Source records
--------------------------------------------------

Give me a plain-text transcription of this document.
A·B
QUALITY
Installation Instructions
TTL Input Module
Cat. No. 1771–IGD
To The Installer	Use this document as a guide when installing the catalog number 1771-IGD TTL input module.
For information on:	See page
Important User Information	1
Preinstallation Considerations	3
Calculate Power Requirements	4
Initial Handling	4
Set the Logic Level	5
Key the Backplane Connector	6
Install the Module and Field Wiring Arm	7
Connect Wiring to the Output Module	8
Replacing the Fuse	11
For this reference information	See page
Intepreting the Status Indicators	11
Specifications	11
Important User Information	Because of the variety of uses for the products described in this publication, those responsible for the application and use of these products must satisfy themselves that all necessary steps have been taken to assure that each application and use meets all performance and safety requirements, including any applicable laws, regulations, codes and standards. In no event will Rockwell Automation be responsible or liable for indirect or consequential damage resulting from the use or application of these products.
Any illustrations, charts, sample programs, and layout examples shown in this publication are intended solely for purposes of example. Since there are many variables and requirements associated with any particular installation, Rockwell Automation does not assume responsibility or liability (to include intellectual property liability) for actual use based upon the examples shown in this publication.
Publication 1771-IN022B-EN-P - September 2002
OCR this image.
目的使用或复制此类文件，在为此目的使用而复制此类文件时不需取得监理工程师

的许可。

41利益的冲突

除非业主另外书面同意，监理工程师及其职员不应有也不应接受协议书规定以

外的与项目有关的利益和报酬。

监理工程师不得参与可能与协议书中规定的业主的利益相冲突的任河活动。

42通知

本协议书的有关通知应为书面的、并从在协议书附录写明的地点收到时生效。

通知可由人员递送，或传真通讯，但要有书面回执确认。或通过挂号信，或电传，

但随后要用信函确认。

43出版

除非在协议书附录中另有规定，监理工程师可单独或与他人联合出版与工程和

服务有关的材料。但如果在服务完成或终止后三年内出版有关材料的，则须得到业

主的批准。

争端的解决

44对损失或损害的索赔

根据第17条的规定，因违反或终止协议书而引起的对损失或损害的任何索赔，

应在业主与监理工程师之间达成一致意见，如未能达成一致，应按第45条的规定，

--------------------------------------------------

== Task prompt ==
Using the records given above, list every line that includes the word "Wiring".

== Solution to this problem ==
Install the Module and Field Wiring Arm	7
Connect Wiring to the Output Module	8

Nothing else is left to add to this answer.